• Task details: Without skipping anything, write out each record below exactly.

================================

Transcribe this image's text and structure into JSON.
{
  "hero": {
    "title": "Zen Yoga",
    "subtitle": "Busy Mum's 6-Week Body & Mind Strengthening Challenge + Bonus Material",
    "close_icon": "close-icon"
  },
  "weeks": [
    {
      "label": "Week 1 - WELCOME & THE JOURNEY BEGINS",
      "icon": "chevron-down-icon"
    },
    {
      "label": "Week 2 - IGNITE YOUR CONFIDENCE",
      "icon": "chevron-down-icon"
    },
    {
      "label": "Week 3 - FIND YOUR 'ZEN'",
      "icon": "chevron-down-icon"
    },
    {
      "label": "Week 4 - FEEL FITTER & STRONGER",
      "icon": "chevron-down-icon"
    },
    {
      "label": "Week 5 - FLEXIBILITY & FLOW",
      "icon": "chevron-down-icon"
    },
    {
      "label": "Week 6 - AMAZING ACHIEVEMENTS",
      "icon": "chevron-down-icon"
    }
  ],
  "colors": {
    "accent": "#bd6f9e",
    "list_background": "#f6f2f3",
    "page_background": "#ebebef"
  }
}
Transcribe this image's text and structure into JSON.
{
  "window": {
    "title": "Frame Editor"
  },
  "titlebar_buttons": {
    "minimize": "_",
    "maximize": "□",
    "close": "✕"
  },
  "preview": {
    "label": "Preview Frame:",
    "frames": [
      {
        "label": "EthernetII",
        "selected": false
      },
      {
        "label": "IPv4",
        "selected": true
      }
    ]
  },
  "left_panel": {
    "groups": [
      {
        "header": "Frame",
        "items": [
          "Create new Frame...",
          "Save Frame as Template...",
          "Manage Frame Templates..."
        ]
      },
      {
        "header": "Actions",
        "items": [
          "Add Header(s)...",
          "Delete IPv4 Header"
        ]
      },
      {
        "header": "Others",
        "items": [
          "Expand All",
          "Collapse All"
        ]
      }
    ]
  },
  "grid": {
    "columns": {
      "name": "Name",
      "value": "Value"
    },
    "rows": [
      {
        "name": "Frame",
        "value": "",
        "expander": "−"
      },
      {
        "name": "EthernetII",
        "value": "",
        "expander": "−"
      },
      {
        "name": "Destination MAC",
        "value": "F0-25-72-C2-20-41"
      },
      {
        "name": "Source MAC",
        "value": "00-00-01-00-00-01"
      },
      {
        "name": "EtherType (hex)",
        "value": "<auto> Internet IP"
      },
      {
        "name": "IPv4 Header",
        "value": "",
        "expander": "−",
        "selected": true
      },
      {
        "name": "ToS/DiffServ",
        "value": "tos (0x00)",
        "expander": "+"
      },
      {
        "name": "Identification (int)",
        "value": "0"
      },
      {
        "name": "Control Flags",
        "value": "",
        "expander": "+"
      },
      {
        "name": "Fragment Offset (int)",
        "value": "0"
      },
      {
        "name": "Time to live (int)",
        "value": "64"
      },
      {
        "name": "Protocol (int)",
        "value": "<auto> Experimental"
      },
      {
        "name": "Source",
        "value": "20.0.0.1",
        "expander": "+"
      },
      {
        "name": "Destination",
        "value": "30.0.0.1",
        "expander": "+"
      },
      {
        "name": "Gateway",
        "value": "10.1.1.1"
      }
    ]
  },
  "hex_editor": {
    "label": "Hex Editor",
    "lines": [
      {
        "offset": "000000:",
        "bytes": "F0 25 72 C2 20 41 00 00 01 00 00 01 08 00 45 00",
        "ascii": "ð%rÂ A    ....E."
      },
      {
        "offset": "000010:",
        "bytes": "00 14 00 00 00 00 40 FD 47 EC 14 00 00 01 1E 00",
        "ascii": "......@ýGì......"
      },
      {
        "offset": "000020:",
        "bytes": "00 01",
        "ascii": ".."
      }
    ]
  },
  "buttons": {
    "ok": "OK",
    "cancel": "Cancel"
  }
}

================================

• Reply:
Transcribe this image's text and structure into JSON.
{
  "hero": {
    "title": "Zen Yoga",
    "subtitle": "Busy Mum's 6-Week Body & Mind Strengthening Challenge + Bonus Material",
    "close_icon": "close-icon"
  },
  "weeks": [
    {
      "label": "Week 1 - WELCOME & THE JOURNEY BEGINS",
      "icon": "chevron-down-icon"
    },
    {
      "label": "Week 2 - IGNITE YOUR CONFIDENCE",
      "icon": "chevron-down-icon"
    },
    {
      "label": "Week 3 - FIND YOUR 'ZEN'",
      "icon": "chevron-down-icon"
    },
    {
      "label": "Week 4 - FEEL FITTER & STRONGER",
      "icon": "chevron-down-icon"
    },
    {
      "label": "Week 5 - FLEXIBILITY & FLOW",
      "icon": "chevron-down-icon"
    },
    {
      "label": "Week 6 - AMAZING ACHIEVEMENTS",
      "icon": "chevron-down-icon"
    }
  ],
  "colors": {
    "accent": "#bd6f9e",
    "list_background": "#f6f2f3",
    "page_background": "#ebebef"
  }
}
Transcribe this image's text and structure into JSON.
{
  "window": {
    "title": "Frame Editor"
  },
  "titlebar_buttons": {
    "minimize": "_",
    "maximize": "□",
    "close": "✕"
  },
  "preview": {
    "label": "Preview Frame:",
    "frames": [
      {
        "label": "EthernetII",
        "selected": false
      },
      {
        "label": "IPv4",
        "selected": true
      }
    ]
  },
  "left_panel": {
    "groups": [
      {
        "header": "Frame",
        "items": [
          "Create new Frame...",
          "Save Frame as Template...",
          "Manage Frame Templates..."
        ]
      },
      {
        "header": "Actions",
        "items": [
          "Add Header(s)...",
          "Delete IPv4 Header"
        ]
      },
      {
        "header": "Others",
        "items": [
          "Expand All",
          "Collapse All"
        ]
      }
    ]
  },
  "grid": {
    "columns": {
      "name": "Name",
      "value": "Value"
    },
    "rows": [
      {
        "name": "Frame",
        "value": "",
        "expander": "−"
      },
      {
        "name": "EthernetII",
        "value": "",
        "expander": "−"
      },
      {
        "name": "Destination MAC",
        "value": "F0-25-72-C2-20-41"
      },
      {
        "name": "Source MAC",
        "value": "00-00-01-00-00-01"
      },
      {
        "name": "EtherType (hex)",
        "value": "<auto> Internet IP"
      },
      {
        "name": "IPv4 Header",
        "value": "",
        "expander": "−",
        "selected": true
      },
      {
        "name": "ToS/DiffServ",
        "value": "tos (0x00)",
        "expander": "+"
      },
      {
        "name": "Identification (int)",
        "value": "0"
      },
      {
        "name": "Control Flags",
        "value": "",
        "expander": "+"
      },
      {
        "name": "Fragment Offset (int)",
        "value": "0"
      },
      {
        "name": "Time to live (int)",
        "value": "64"
      },
      {
        "name": "Protocol (int)",
        "value": "<auto> Experimental"
      },
      {
        "name": "Source",
        "value": "20.0.0.1",
        "expander": "+"
      },
      {
        "name": "Destination",
        "value": "30.0.0.1",
        "expander": "+"
      },
      {
        "name": "Gateway",
        "value": "10.1.1.1"
      }
    ]
  },
  "hex_editor": {
    "label": "Hex Editor",
    "lines": [
      {
        "offset": "000000:",
        "bytes": "F0 25 72 C2 20 41 00 00 01 00 00 01 08 00 45 00",
        "ascii": "ð%rÂ A    ....E."
      },
      {
        "offset": "000010:",
        "bytes": "00 14 00 00 00 00 40 FD 47 EC 14 00 00 01 1E 00",
        "ascii": "......@ýGì......"
      },
      {
        "offset": "000020:",
        "bytes": "00 01",
        "ascii": ".."
      }
    ]
  },
  "buttons": {
    "ok": "OK",
    "cancel": "Cancel"
  }
}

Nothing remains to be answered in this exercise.